• INFORMATION GIVEN
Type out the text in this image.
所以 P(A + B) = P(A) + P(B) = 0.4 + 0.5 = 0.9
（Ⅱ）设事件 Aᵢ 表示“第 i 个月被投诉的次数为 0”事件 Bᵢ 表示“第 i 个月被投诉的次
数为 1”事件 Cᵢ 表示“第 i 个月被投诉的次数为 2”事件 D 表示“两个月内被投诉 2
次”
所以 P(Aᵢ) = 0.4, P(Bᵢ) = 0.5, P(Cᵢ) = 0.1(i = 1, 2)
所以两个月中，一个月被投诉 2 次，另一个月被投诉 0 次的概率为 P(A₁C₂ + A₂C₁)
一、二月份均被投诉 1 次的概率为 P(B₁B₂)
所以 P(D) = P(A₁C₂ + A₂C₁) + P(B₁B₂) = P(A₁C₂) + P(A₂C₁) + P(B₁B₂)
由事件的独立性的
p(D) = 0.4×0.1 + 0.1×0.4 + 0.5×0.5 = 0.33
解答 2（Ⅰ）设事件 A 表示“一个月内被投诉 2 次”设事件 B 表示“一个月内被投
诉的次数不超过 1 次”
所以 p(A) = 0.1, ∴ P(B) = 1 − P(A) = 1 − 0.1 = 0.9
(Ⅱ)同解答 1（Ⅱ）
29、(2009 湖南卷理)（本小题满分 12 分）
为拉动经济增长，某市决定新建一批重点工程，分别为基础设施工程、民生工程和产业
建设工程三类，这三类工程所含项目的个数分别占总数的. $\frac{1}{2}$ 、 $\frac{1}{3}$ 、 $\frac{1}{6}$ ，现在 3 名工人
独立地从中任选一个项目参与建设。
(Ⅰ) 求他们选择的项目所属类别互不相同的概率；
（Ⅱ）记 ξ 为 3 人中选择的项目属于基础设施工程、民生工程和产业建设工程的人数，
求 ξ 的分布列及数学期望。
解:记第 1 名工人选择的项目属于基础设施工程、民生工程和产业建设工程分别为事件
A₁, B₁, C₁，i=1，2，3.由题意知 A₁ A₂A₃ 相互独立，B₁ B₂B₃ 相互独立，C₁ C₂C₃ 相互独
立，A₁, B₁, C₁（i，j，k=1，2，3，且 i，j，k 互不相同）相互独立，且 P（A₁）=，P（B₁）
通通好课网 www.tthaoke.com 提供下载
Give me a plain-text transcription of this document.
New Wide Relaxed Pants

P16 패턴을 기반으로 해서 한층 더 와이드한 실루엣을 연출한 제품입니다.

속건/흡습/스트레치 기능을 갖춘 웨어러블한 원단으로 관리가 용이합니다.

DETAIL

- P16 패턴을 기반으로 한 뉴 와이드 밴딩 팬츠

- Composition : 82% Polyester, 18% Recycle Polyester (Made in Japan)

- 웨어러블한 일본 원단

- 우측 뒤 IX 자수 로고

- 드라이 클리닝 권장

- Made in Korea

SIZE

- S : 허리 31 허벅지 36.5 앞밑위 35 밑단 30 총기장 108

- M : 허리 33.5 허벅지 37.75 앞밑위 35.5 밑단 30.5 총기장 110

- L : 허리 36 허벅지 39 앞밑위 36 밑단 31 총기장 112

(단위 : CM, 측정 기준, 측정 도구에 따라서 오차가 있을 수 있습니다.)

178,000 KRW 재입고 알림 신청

• SHORT PROBLEM
The listing above should be transcribed in full, exactly as written.

• TASK OUTPUT
Type out the text in this image.
所以 P(A + B) = P(A) + P(B) = 0.4 + 0.5 = 0.9
（Ⅱ）设事件 Aᵢ 表示“第 i 个月被投诉的次数为 0”事件 Bᵢ 表示“第 i 个月被投诉的次
数为 1”事件 Cᵢ 表示“第 i 个月被投诉的次数为 2”事件 D 表示“两个月内被投诉 2
次”
所以 P(Aᵢ) = 0.4, P(Bᵢ) = 0.5, P(Cᵢ) = 0.1(i = 1, 2)
所以两个月中，一个月被投诉 2 次，另一个月被投诉 0 次的概率为 P(A₁C₂ + A₂C₁)
一、二月份均被投诉 1 次的概率为 P(B₁B₂)
所以 P(D) = P(A₁C₂ + A₂C₁) + P(B₁B₂) = P(A₁C₂) + P(A₂C₁) + P(B₁B₂)
由事件的独立性的
p(D) = 0.4×0.1 + 0.1×0.4 + 0.5×0.5 = 0.33
解答 2（Ⅰ）设事件 A 表示“一个月内被投诉 2 次”设事件 B 表示“一个月内被投
诉的次数不超过 1 次”
所以 p(A) = 0.1, ∴ P(B) = 1 − P(A) = 1 − 0.1 = 0.9
(Ⅱ)同解答 1（Ⅱ）
29、(2009 湖南卷理)（本小题满分 12 分）
为拉动经济增长，某市决定新建一批重点工程，分别为基础设施工程、民生工程和产业
建设工程三类，这三类工程所含项目的个数分别占总数的. $\frac{1}{2}$ 、 $\frac{1}{3}$ 、 $\frac{1}{6}$ ，现在 3 名工人
独立地从中任选一个项目参与建设。
(Ⅰ) 求他们选择的项目所属类别互不相同的概率；
（Ⅱ）记 ξ 为 3 人中选择的项目属于基础设施工程、民生工程和产业建设工程的人数，
求 ξ 的分布列及数学期望。
解:记第 1 名工人选择的项目属于基础设施工程、民生工程和产业建设工程分别为事件
A₁, B₁, C₁，i=1，2，3.由题意知 A₁ A₂A₃ 相互独立，B₁ B₂B₃ 相互独立，C₁ C₂C₃ 相互独
立，A₁, B₁, C₁（i，j，k=1，2，3，且 i，j，k 互不相同）相互独立，且 P（A₁）=，P（B₁）
通通好课网 www.tthaoke.com 提供下载
Give me a plain-text transcription of this document.
New Wide Relaxed Pants

P16 패턴을 기반으로 해서 한층 더 와이드한 실루엣을 연출한 제품입니다.

속건/흡습/스트레치 기능을 갖춘 웨어러블한 원단으로 관리가 용이합니다.

DETAIL

- P16 패턴을 기반으로 한 뉴 와이드 밴딩 팬츠

- Composition : 82% Polyester, 18% Recycle Polyester (Made in Japan)

- 웨어러블한 일본 원단

- 우측 뒤 IX 자수 로고

- 드라이 클리닝 권장

- Made in Korea

SIZE

- S : 허리 31 허벅지 36.5 앞밑위 35 밑단 30 총기장 108

- M : 허리 33.5 허벅지 37.75 앞밑위 35.5 밑단 30.5 총기장 110

- L : 허리 36 허벅지 39 앞밑위 36 밑단 31 총기장 112

(단위 : CM, 측정 기준, 측정 도구에 따라서 오차가 있을 수 있습니다.)

178,000 KRW 재입고 알림 신청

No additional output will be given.